* **TASK TO CARRY OUT**
Present the data once more in exactly its original form.

Data items:

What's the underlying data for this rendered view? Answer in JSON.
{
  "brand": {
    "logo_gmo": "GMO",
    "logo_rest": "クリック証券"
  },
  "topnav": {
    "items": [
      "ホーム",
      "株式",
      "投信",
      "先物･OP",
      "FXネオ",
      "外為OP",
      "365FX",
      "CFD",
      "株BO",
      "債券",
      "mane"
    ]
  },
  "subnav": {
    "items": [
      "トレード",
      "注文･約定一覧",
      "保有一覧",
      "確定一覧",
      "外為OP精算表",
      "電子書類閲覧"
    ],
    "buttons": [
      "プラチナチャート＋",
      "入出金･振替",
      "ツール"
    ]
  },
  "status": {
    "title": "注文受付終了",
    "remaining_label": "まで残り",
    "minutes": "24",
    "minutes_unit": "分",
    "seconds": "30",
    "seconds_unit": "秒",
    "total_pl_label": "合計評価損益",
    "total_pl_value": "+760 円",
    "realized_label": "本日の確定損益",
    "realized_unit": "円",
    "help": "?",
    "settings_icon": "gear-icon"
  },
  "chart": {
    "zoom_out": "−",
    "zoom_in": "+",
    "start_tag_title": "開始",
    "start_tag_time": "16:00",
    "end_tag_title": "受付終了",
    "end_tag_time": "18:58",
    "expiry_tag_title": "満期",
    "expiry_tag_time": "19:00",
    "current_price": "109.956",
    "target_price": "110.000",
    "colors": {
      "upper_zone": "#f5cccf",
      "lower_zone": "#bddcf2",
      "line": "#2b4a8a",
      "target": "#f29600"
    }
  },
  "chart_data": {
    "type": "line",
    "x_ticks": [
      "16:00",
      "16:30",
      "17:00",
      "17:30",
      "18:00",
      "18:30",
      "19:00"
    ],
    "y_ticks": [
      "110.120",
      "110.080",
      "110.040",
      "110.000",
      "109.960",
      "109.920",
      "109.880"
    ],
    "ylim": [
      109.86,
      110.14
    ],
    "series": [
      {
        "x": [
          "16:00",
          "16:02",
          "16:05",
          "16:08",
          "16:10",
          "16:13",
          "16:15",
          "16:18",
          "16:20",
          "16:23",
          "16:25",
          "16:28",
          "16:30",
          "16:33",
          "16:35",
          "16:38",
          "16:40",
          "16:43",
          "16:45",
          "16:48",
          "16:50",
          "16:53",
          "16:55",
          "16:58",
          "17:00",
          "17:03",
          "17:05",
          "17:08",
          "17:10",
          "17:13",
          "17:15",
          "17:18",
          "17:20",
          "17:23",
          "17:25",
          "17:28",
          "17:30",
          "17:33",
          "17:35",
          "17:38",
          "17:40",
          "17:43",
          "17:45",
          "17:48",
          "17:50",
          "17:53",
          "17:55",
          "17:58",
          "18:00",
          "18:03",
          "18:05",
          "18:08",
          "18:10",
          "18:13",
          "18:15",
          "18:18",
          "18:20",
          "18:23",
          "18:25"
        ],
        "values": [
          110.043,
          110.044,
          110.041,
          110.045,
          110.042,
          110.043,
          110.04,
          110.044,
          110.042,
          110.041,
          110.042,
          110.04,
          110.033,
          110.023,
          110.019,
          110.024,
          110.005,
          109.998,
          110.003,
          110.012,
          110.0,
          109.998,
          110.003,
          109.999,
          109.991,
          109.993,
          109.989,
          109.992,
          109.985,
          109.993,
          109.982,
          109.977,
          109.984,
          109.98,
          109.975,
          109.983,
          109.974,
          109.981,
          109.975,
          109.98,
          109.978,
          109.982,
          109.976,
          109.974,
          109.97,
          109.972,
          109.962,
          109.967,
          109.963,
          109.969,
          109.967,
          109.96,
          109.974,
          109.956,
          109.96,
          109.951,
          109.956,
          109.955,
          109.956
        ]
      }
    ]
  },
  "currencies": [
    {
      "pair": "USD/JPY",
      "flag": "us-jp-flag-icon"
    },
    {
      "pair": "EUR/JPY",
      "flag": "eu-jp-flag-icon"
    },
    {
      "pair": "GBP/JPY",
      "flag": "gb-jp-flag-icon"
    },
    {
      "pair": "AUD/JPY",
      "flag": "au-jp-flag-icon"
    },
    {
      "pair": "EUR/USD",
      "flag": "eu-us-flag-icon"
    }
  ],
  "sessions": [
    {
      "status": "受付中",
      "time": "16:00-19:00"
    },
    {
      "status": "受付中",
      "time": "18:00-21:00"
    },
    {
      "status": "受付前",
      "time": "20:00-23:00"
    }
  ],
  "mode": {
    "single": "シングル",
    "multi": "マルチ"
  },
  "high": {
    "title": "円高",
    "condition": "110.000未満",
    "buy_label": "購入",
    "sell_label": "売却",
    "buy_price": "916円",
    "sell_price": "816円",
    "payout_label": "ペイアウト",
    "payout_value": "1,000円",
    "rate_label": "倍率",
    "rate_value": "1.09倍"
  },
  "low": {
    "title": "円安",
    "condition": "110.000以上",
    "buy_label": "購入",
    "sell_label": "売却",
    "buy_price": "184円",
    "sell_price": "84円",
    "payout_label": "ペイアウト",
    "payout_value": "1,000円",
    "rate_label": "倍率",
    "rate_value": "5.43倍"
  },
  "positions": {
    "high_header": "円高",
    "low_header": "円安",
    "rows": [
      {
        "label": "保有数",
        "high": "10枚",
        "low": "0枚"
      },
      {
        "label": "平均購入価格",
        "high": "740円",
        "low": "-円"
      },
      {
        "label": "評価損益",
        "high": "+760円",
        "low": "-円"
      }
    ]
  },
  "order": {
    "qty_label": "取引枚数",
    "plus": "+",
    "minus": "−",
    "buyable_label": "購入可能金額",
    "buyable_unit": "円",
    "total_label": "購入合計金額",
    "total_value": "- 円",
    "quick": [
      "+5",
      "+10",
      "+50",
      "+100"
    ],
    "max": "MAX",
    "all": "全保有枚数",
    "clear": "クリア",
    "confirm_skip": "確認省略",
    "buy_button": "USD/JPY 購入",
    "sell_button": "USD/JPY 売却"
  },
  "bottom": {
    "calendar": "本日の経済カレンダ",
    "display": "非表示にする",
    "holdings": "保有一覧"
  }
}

* **THE OUTPUT**
What's the underlying data for this rendered view? Answer in JSON.
{
  "brand": {
    "logo_gmo": "GMO",
    "logo_rest": "クリック証券"
  },
  "topnav": {
    "items": [
      "ホーム",
      "株式",
      "投信",
      "先物･OP",
      "FXネオ",
      "外為OP",
      "365FX",
      "CFD",
      "株BO",
      "債券",
      "mane"
    ]
  },
  "subnav": {
    "items": [
      "トレード",
      "注文･約定一覧",
      "保有一覧",
      "確定一覧",
      "外為OP精算表",
      "電子書類閲覧"
    ],
    "buttons": [
      "プラチナチャート＋",
      "入出金･振替",
      "ツール"
    ]
  },
  "status": {
    "title": "注文受付終了",
    "remaining_label": "まで残り",
    "minutes": "24",
    "minutes_unit": "分",
    "seconds": "30",
    "seconds_unit": "秒",
    "total_pl_label": "合計評価損益",
    "total_pl_value": "+760 円",
    "realized_label": "本日の確定損益",
    "realized_unit": "円",
    "help": "?",
    "settings_icon": "gear-icon"
  },
  "chart": {
    "zoom_out": "−",
    "zoom_in": "+",
    "start_tag_title": "開始",
    "start_tag_time": "16:00",
    "end_tag_title": "受付終了",
    "end_tag_time": "18:58",
    "expiry_tag_title": "満期",
    "expiry_tag_time": "19:00",
    "current_price": "109.956",
    "target_price": "110.000",
    "colors": {
      "upper_zone": "#f5cccf",
      "lower_zone": "#bddcf2",
      "line": "#2b4a8a",
      "target": "#f29600"
    }
  },
  "chart_data": {
    "type": "line",
    "x_ticks": [
      "16:00",
      "16:30",
      "17:00",
      "17:30",
      "18:00",
      "18:30",
      "19:00"
    ],
    "y_ticks": [
      "110.120",
      "110.080",
      "110.040",
      "110.000",
      "109.960",
      "109.920",
      "109.880"
    ],
    "ylim": [
      109.86,
      110.14
    ],
    "series": [
      {
        "x": [
          "16:00",
          "16:02",
          "16:05",
          "16:08",
          "16:10",
          "16:13",
          "16:15",
          "16:18",
          "16:20",
          "16:23",
          "16:25",
          "16:28",
          "16:30",
          "16:33",
          "16:35",
          "16:38",
          "16:40",
          "16:43",
          "16:45",
          "16:48",
          "16:50",
          "16:53",
          "16:55",
          "16:58",
          "17:00",
          "17:03",
          "17:05",
          "17:08",
          "17:10",
          "17:13",
          "17:15",
          "17:18",
          "17:20",
          "17:23",
          "17:25",
          "17:28",
          "17:30",
          "17:33",
          "17:35",
          "17:38",
          "17:40",
          "17:43",
          "17:45",
          "17:48",
          "17:50",
          "17:53",
          "17:55",
          "17:58",
          "18:00",
          "18:03",
          "18:05",
          "18:08",
          "18:10",
          "18:13",
          "18:15",
          "18:18",
          "18:20",
          "18:23",
          "18:25"
        ],
        "values": [
          110.043,
          110.044,
          110.041,
          110.045,
          110.042,
          110.043,
          110.04,
          110.044,
          110.042,
          110.041,
          110.042,
          110.04,
          110.033,
          110.023,
          110.019,
          110.024,
          110.005,
          109.998,
          110.003,
          110.012,
          110.0,
          109.998,
          110.003,
          109.999,
          109.991,
          109.993,
          109.989,
          109.992,
          109.985,
          109.993,
          109.982,
          109.977,
          109.984,
          109.98,
          109.975,
          109.983,
          109.974,
          109.981,
          109.975,
          109.98,
          109.978,
          109.982,
          109.976,
          109.974,
          109.97,
          109.972,
          109.962,
          109.967,
          109.963,
          109.969,
          109.967,
          109.96,
          109.974,
          109.956,
          109.96,
          109.951,
          109.956,
          109.955,
          109.956
        ]
      }
    ]
  },
  "currencies": [
    {
      "pair": "USD/JPY",
      "flag": "us-jp-flag-icon"
    },
    {
      "pair": "EUR/JPY",
      "flag": "eu-jp-flag-icon"
    },
    {
      "pair": "GBP/JPY",
      "flag": "gb-jp-flag-icon"
    },
    {
      "pair": "AUD/JPY",
      "flag": "au-jp-flag-icon"
    },
    {
      "pair": "EUR/USD",
      "flag": "eu-us-flag-icon"
    }
  ],
  "sessions": [
    {
      "status": "受付中",
      "time": "16:00-19:00"
    },
    {
      "status": "受付中",
      "time": "18:00-21:00"
    },
    {
      "status": "受付前",
      "time": "20:00-23:00"
    }
  ],
  "mode": {
    "single": "シングル",
    "multi": "マルチ"
  },
  "high": {
    "title": "円高",
    "condition": "110.000未満",
    "buy_label": "購入",
    "sell_label": "売却",
    "buy_price": "916円",
    "sell_price": "816円",
    "payout_label": "ペイアウト",
    "payout_value": "1,000円",
    "rate_label": "倍率",
    "rate_value": "1.09倍"
  },
  "low": {
    "title": "円安",
    "condition": "110.000以上",
    "buy_label": "購入",
    "sell_label": "売却",
    "buy_price": "184円",
    "sell_price": "84円",
    "payout_label": "ペイアウト",
    "payout_value": "1,000円",
    "rate_label": "倍率",
    "rate_value": "5.43倍"
  },
  "positions": {
    "high_header": "円高",
    "low_header": "円安",
    "rows": [
      {
        "label": "保有数",
        "high": "10枚",
        "low": "0枚"
      },
      {
        "label": "平均購入価格",
        "high": "740円",
        "low": "-円"
      },
      {
        "label": "評価損益",
        "high": "+760円",
        "low": "-円"
      }
    ]
  },
  "order": {
    "qty_label": "取引枚数",
    "plus": "+",
    "minus": "−",
    "buyable_label": "購入可能金額",
    "buyable_unit": "円",
    "total_label": "購入合計金額",
    "total_value": "- 円",
    "quick": [
      "+5",
      "+10",
      "+50",
      "+100"
    ],
    "max": "MAX",
    "all": "全保有枚数",
    "clear": "クリア",
    "confirm_skip": "確認省略",
    "buy_button": "USD/JPY 購入",
    "sell_button": "USD/JPY 売却"
  },
  "bottom": {
    "calendar": "本日の経済カレンダ",
    "display": "非表示にする",
    "holdings": "保有一覧"
  }
}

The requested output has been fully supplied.